··· EXTRAIT FOURNI ···

Sinon je ne vois pas bien où est la contrainte forte : les écritures/rapprochements bancaires ça doit pouvoir s'exporter facilement et se traiter par mail avec le comptable non ? il suffit juste de connaitre le(s) format(s) d'entrée possible(s) chez lui et d'avoir le(s) même(s) en sortie ? Après je ne sais pas s'il y a d'autres contraintes pour ce qui est des déclarations BNC ou IS pré-remplies voire pour les états/bilans/liasses fiascales/... vos expériences sont les bienvenues

Dans le cas présent, je n'ai pas une réelle aversion pour proposer une vm avec une licence monoposte win$ mais je trouve dommage que l'on ait aucune alternative exploitable vu le nombre de devs et autres qui bossent dans l'informatique de gestion quotidiennement   :Crying or Very sad: 

Après il a aussi les offres en asp i.e. celles citées plus haut ou d'autres da'illeurs si vous en avez l'expérience.

Là encore, je ne sais pas trop quoi en penser. Cela manque cruellement de comparatifs et les descriptifs des fonctionnalités me semblent vraiment "lèdge" pour se faire une idée en néophyte   :Sad: 

Je n'aime pas trop (sur le principe et en général, avoir des données qui se baladent je ne sais trop où) a titre personnel, mais ce genre de solution est peut-être à conseiller car assez rassurantes finalement ; en terme de disponibilité et de support. Même s'il est onéreux, avoir un accès "full-web" et une cible en cas de pépins pour le quidam moyen c'est plutôt vendeur.

Sinon dans l'annecdote : j'ai eu mal au coeur ce w-e en regardant OpenERP (ex tiny-ERP) d'un peu plus près - un tel manque de documentation sur un tel produit c'est effarant   :Shocked: 

Je continue mes recherches avec espoir car pour l'instant il n'y a aucun arbitrage de fait aussi ne vous privez pas de retours   :Smile: 

Edit: Ouuuch ! et moi qui porte gnome dans mon coeur   :Laughing: 

 *Quote:*   

> USE="ofx hbci -mysql postgres webkit" emerge -pv gnucash
> 
> These are the packages that would be merged, in order:
> 
> Calculating dependencies... done!
> ...

 

----------

## mp342

 *boozo wrote:*   

> Je ne connais pas bien ces produits ni les contraintes métiers mais a ce que j'ai pu lire sur les forums certains AE semblent s'accommoder de gnucash comme vous le soulignez en effet. De mémoire, je l'avais trouvé assez rebutant et pour la gestion personnelle je lui avais préféré grisbi également, aussi ton ressenti pour un usage pro s'avère intéressant... je vais peut-être essayer de les revoir tous les deux dans cette optique pour me refaire une idée...
> 
> 

 

Lorsque je m'étais penché sur le problème (dans le cadre d'une activité libérale avec une association de gestion), j'étais aussi arrivé à gnucash. Certaine assos l'accepte car il supporte l'exportation des données dans des formats standardisés et il existe un modèle pour la compta française (avec tous les numéros de comptes standards). Mais il faut que quelqu'un ai déjà fait toute la pédagogie auprès de l'asso ou il faut s'y coller !

···

• _DÉFI 1_
Relevez toutes les options figurant dans la variable USE de la commande citée dans l'extrait sur les logiciels de comptabilité.
• _DÉFI 2_
D'après l'extrait sur les logiciels de comptabilité, quel était auparavant le nom d'OpenERP ?
• _DÉFI 3_
Poursuivez l'extrait sur les logiciels de comptabilité à partir de sa dernière phrase.

··· INFORMATIONS FOURNIES ···

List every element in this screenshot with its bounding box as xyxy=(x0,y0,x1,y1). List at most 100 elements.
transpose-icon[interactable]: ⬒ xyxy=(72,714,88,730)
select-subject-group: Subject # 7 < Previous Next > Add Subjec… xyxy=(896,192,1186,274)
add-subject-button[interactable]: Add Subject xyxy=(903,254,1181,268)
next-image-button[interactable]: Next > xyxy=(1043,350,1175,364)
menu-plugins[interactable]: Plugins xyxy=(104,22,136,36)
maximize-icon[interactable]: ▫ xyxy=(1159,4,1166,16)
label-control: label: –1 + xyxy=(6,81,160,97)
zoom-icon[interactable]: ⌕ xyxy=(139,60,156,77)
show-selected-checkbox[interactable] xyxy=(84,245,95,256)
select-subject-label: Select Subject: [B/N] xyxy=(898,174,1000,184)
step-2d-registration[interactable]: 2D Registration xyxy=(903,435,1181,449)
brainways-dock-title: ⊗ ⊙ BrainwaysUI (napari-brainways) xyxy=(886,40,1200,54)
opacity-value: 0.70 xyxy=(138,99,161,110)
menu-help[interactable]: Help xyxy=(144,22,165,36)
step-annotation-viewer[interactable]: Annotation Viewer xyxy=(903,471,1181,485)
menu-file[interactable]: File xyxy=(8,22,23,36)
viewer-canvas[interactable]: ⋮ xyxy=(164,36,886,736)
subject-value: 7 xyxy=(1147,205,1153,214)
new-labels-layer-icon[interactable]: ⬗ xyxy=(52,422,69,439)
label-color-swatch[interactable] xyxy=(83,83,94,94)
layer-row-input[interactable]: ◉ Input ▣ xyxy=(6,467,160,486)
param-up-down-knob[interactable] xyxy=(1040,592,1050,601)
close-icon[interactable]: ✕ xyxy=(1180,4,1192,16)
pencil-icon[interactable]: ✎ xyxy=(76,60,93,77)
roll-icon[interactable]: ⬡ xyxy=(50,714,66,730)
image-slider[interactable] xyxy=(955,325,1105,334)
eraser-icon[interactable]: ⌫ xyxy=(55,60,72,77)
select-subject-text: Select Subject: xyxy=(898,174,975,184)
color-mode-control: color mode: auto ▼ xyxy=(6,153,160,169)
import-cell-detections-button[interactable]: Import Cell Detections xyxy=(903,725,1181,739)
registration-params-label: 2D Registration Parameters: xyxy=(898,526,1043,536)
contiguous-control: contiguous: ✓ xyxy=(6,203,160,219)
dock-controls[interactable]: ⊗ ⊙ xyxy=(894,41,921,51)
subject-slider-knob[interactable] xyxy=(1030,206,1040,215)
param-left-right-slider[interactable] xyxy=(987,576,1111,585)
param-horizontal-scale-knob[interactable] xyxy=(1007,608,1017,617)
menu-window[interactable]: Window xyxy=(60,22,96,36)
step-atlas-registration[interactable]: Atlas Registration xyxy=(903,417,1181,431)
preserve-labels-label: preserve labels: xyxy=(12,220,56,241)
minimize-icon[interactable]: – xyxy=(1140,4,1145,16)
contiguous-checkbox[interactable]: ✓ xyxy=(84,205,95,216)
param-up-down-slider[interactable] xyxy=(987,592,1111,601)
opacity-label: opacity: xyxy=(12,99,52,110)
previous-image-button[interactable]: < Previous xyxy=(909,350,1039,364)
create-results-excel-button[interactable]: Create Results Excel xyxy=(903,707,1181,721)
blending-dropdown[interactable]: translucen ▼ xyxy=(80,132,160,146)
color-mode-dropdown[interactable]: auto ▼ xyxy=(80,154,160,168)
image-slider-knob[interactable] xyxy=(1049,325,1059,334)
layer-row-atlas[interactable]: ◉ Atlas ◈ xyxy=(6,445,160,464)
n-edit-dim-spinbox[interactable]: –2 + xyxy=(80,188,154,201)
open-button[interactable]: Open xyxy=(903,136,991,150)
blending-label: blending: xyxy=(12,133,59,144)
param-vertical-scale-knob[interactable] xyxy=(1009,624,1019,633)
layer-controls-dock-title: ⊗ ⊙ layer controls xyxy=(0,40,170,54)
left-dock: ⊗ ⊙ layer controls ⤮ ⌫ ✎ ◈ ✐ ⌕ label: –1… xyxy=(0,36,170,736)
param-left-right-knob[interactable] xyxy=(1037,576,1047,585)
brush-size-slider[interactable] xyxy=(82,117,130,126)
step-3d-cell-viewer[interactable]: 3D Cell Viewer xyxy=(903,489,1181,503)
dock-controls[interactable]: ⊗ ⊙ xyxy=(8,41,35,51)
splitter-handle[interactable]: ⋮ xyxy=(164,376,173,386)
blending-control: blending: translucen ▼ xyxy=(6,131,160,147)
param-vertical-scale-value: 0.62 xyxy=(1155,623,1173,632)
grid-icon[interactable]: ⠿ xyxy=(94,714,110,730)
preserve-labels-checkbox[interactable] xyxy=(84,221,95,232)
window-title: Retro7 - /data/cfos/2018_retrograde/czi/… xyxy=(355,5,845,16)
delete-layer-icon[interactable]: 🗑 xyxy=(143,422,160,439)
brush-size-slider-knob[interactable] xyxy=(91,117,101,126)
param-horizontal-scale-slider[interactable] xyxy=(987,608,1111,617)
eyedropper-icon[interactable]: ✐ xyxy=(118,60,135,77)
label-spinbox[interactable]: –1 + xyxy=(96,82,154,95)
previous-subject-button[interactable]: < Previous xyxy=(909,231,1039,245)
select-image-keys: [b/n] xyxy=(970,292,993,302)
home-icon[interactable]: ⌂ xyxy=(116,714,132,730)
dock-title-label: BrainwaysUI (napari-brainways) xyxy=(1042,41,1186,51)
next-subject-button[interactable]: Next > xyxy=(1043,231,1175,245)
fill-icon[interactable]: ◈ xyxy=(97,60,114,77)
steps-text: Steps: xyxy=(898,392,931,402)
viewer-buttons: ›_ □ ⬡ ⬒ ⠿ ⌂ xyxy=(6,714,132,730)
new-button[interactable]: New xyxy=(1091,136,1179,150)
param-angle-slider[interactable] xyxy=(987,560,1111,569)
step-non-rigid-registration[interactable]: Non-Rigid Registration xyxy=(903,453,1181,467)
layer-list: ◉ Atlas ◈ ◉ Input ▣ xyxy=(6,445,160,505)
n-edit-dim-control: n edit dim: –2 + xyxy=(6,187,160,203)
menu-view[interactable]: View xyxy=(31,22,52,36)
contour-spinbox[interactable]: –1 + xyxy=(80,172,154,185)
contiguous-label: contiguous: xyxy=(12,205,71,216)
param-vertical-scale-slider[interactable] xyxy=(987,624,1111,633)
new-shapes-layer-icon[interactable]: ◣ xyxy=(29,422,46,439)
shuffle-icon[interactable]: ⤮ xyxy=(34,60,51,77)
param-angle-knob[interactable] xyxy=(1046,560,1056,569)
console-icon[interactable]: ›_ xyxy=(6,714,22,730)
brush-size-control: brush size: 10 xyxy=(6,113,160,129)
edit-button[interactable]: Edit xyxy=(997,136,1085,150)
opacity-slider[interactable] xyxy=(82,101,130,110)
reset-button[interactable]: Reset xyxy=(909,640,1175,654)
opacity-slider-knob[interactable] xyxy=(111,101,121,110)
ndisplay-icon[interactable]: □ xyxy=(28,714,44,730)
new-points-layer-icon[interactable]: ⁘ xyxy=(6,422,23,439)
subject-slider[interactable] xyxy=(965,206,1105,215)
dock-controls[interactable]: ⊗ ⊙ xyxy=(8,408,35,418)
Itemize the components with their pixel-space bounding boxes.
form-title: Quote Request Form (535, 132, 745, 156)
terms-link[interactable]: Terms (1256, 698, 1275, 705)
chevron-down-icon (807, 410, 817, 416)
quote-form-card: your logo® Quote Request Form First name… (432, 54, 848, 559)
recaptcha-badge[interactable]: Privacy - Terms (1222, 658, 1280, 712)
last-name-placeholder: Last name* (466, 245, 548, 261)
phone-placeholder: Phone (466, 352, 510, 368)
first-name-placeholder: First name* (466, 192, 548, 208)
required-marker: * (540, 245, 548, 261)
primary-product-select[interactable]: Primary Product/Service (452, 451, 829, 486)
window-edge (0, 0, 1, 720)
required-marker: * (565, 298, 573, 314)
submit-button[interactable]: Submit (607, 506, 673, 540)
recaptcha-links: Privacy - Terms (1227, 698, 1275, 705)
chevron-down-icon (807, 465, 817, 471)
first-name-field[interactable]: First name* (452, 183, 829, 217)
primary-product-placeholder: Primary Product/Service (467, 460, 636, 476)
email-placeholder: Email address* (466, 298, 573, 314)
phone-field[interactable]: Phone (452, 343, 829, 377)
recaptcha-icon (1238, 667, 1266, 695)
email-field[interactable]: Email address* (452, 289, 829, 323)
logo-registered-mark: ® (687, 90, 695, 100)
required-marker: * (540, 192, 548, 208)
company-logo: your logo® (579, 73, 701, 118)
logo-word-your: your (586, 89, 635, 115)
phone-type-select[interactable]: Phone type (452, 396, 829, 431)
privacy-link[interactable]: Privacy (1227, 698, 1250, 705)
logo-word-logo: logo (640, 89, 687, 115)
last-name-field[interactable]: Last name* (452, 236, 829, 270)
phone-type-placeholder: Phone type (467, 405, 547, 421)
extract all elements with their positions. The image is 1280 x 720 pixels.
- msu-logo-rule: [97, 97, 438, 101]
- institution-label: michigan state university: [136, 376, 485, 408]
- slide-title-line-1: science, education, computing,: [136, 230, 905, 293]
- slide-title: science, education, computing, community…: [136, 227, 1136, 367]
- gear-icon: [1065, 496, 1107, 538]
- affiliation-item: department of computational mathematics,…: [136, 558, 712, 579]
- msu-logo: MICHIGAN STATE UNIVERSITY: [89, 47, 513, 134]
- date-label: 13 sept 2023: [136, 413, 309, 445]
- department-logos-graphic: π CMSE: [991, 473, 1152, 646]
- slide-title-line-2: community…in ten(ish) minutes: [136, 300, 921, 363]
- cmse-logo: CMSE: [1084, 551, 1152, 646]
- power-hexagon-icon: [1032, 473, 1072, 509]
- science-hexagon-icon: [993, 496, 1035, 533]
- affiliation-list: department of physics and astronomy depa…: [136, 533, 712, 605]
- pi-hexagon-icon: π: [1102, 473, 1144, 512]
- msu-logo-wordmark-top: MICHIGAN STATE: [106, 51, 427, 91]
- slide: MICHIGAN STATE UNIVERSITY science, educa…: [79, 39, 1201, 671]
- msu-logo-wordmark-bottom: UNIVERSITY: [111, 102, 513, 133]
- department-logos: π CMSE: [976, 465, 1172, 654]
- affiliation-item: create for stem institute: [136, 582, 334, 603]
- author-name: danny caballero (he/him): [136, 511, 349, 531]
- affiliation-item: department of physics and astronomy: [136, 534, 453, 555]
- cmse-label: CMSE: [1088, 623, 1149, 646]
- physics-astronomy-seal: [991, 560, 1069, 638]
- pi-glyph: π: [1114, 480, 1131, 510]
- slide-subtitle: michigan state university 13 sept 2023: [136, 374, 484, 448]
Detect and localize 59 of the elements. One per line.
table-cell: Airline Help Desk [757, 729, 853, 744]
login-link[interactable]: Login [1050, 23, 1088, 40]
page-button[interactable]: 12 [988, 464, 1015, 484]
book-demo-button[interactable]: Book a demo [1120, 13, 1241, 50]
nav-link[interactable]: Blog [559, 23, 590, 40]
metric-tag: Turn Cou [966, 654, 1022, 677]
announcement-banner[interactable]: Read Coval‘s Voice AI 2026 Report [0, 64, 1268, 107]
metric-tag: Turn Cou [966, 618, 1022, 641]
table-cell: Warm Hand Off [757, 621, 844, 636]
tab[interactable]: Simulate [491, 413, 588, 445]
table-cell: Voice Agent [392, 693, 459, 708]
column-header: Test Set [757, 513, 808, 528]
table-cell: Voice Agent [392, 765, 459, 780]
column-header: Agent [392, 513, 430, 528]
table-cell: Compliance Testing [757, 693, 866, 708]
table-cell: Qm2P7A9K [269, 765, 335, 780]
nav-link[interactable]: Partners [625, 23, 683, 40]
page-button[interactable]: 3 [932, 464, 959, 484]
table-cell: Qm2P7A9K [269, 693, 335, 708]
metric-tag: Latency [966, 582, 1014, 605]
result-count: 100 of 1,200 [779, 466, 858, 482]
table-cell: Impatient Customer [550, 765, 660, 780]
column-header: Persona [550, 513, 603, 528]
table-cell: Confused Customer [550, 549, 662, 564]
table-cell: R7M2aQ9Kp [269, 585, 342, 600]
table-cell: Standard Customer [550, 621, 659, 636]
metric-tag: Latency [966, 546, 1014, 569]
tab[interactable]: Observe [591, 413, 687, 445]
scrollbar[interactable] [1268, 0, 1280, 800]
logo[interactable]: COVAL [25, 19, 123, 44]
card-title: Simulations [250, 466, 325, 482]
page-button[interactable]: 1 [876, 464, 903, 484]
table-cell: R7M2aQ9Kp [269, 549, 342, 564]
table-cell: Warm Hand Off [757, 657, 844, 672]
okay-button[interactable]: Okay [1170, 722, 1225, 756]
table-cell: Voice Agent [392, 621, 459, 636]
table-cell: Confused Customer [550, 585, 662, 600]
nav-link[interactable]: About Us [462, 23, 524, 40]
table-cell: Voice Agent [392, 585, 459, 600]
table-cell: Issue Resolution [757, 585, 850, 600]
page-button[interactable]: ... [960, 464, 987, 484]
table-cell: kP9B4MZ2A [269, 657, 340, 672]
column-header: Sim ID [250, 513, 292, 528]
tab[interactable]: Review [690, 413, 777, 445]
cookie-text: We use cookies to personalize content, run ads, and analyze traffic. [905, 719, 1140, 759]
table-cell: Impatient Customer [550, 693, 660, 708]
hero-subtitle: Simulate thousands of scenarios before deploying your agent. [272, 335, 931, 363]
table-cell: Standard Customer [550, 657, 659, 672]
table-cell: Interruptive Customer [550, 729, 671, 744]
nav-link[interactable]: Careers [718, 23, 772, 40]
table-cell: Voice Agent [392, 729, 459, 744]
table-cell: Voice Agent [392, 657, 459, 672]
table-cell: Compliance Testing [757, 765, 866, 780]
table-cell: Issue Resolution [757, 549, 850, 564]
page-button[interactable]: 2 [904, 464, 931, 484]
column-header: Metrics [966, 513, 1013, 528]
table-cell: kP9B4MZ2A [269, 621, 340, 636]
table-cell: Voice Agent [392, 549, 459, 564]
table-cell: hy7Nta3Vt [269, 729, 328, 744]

···

• _CORRIGÉ 1_
ofx, hbci, -mysql, postgres, webkit

• _CORRIGÉ 2_
tiny-ERP

• _CORRIGÉ 3_
Par contre, j'ai cru comprendre comme guilc, un auto-entrepreneur n'a aucun besoin de tout ça hormis en prévision d'un futur passage à une forme juridique plus contraignante si les plafonds sont amené à être dépassé prochainement.

Marc.

----------

## mp342

 *boozo wrote:*   

> Sinon dans l'annecdote : j'ai eu mal au coeur ce w-e en regardant OpenERP (ex tiny-ERP) d'un peu plus près - un tel manque de documentation sur un tel produit c'est effarant  

 

Pas vraiment, openerp est développer par une société qui vend ses services pour le mettre en place. Ils n'ont pas vraiment d'intérêt à te faciliter la tache !

----------

## guilc

 *mp342 wrote:*   

> Par contre, j'ai cru comprendre comme guilc, un auto-entrepreneur n'a aucun besoin de tout ça hormis en prévision d'un futur passage à une forme juridique plus contraignante si les plafonds sont amené à être dépassé prochainement.

 

Anéfé. Aucune obligation fiscale.

Quand j'étais AE, je me suis contenté de Grisbi comme indiqué plus haut. Déclarer du BNC en 2042C c'est pas le bout du monde, et il n'y a rien a fournir comme pièces aux impôts (pas de liasse fiscale, rien). Juste tenir a dispo les factures en cas de contrôle fiscal. J'ai jamais eu de souci dans ce cadre là.

Mais c'est clair que si tu prévoies de rapidement passer les plafonds et de passer en E(U/I)RL rapidement, ca vaut sans doute le coup d'investir directement dans des procédures plus carrées dès le début ! Les plafonds sont quand même assez bas. Moi je l'ai fait sachant que ce serait transitoire, mais pour en vivre sur la durée, ça va vite être limite dans le service (33 300€ de CA (chiffre 2012), c'est pas le pérou, une fois viré tous les frais !), donc le changement de statut est limite pas une option mais une obligation...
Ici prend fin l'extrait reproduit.